___ TEXT SEGMENT ___

Tag Archives: Kindle

Everlasting man and family on a Kindle.

“Round the family do indeed gather the sanctities that separate men from ants and bees. Decency is the curtain of that tent; liberty is the wall of that city; property is but the family farm; honour is but the family flag.”    — G.K. Chesterton

This quote is from the first part of The Everlasting Man, in a section where the author is comparing mere theories of evolution with what we know from direct evidence and experience of the history of mankind.

The topic of the family comes up in a discussion of clothing, because to Chesterton, “It would almost always appear that [clothes] are felt to have some connection with decorum.” That concept takes us back further to ancient beliefs in what he calls original sin, and the foundational relationships of the family.Mr w kids way back

And about clothes, this also: “…clothes are very literally vestments and man wears them because he is a priest.”

So…as we always find in Chesterton, so many things are connected. Sometimes it’s hard to follow the logical progression of his thoughts, expressed as they often are in sometimes wild metaphors, but there are always gems that are more quickly accessible, and for the rest, it relaxes me to put my mind to the stretching exercise.

This is my second reading  of The Everlasting Man, this time on my new Kindle. I have the print book on my shelf near my bed, but the Kindle really makes reading in bed easy, because I don’t have to hold a heavy book — even medium-sized books feel heavier with the years — while lying on my side.

___

STUDY QUESTIONS |
(A) In the post about The Everlasting Man, on what device is the writer doing this second reading of the book?
(B) Please resume the post about reading The Everlasting Man on a Kindle, writing on from its final sentence.

___ DATA EXTRACT ___

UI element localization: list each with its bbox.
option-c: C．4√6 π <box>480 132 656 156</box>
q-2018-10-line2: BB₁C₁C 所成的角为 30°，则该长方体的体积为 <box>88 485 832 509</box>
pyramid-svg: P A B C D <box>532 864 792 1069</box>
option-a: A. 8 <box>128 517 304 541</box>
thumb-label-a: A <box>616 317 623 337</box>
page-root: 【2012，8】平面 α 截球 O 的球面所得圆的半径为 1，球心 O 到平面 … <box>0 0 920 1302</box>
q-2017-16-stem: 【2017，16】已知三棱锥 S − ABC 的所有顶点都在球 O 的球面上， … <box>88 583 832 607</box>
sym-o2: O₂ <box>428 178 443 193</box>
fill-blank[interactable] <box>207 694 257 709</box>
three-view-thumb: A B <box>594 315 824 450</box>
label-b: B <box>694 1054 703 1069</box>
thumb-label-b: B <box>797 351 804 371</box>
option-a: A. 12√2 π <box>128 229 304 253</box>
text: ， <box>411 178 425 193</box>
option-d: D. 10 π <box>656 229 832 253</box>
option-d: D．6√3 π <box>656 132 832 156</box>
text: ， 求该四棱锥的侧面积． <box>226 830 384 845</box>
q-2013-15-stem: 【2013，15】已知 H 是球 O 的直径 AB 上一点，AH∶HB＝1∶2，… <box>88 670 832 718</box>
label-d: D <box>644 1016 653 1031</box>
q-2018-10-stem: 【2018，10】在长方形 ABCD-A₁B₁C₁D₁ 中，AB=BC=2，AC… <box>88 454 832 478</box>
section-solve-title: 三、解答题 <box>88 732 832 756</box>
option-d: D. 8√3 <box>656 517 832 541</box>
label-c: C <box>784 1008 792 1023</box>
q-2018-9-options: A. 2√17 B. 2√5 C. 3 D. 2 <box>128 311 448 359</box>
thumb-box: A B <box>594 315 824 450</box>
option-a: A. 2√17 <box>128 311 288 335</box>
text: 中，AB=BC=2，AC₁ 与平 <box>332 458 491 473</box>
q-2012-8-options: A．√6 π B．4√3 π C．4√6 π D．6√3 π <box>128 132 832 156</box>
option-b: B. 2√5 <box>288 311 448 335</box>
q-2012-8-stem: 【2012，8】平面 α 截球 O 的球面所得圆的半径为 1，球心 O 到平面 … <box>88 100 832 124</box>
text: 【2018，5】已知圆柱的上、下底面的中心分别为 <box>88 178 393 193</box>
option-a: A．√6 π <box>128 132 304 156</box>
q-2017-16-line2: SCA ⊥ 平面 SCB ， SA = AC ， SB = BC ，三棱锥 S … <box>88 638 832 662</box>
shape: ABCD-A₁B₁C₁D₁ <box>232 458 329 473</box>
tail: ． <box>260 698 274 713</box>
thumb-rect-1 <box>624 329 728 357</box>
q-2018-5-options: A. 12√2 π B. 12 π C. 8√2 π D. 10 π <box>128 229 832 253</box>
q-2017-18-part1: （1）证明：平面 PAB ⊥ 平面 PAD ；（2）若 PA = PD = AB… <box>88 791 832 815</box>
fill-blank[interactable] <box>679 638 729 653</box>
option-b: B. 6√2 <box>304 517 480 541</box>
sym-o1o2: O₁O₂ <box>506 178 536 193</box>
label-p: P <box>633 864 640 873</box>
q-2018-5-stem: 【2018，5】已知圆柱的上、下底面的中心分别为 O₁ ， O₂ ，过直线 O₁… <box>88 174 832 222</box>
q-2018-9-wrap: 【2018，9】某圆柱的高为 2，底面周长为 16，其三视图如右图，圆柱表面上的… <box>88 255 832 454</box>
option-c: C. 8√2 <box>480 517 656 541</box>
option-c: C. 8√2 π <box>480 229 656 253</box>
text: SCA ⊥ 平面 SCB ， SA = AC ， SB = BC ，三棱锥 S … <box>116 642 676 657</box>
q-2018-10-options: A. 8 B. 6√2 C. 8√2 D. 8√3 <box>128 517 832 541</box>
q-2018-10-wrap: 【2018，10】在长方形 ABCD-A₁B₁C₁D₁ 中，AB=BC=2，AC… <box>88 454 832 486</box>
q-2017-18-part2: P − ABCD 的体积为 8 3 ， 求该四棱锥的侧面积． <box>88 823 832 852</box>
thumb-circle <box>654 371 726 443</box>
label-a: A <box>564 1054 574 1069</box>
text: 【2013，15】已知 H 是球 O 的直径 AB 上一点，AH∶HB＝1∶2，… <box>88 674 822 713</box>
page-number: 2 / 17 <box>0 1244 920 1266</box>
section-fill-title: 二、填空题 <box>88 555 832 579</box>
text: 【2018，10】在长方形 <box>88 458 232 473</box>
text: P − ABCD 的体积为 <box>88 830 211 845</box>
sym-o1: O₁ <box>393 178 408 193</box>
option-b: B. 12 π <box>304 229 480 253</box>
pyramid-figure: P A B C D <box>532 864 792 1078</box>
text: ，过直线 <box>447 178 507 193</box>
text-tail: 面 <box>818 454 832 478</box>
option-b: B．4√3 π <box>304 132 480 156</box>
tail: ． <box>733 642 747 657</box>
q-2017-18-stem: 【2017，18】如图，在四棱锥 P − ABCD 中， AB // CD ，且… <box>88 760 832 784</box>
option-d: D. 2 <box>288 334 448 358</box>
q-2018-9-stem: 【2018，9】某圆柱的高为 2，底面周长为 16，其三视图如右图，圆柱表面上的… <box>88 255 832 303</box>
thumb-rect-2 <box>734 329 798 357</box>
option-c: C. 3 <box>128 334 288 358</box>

___

ANSWERS TO THE EXERCISE |
(A) On a new Kindle.

(B)
I’m used to doing a lot of underlining and making notes in almost every book I read, including fiction, and I’m continuing that practice. The equivalent of underlining is easier with this e-reader than holding a pen while lying down. If I don’t lay my pen near my pillow and risk losing it under the covers and/or getting ink stains on the sheets, I hold it along with the book in a vaguely vertical fashion, and the ink invariably drains away from the tip leaving it dry just when I need it. With the Kindle I just run my finger along the lines I want to highlight and it all comes out very neat compared to the wavy and messy lines that can be found in all my print books.J&H read Nov 84

This e-reader has its own adjustable light source, which is very comfortable on the eyes and handy at night. It tucks into my purse so that I can have whatever book I’m in the mood for, whether I’m sitting in a waiting room or on an airplane. I’m surprised that I’ve taken so easily to it. There are still a hundred books I plan to read that aren’t available on Kindle, so I don’t have to do without Real Books altogether, but I think my total reading time has already increased, which makes me feel rich.

Chesterton reminds me of my wealth in this life and world, but he always keeps me in mind of the much more satisfying heavenly realities. This first part of The Everlasting Man is on “The Creature Called Man.” The second part is “The Man Called Christ.” I know I like the second part best, because it tells about how Christ as The Son of Man and The Son of God was the “yea and amen to all the promises of God” and the crux of history. But I’ll get to that later….

Christ is risen!

(Linking up to Weekends With Chesterton)

Books in privacy and retirement.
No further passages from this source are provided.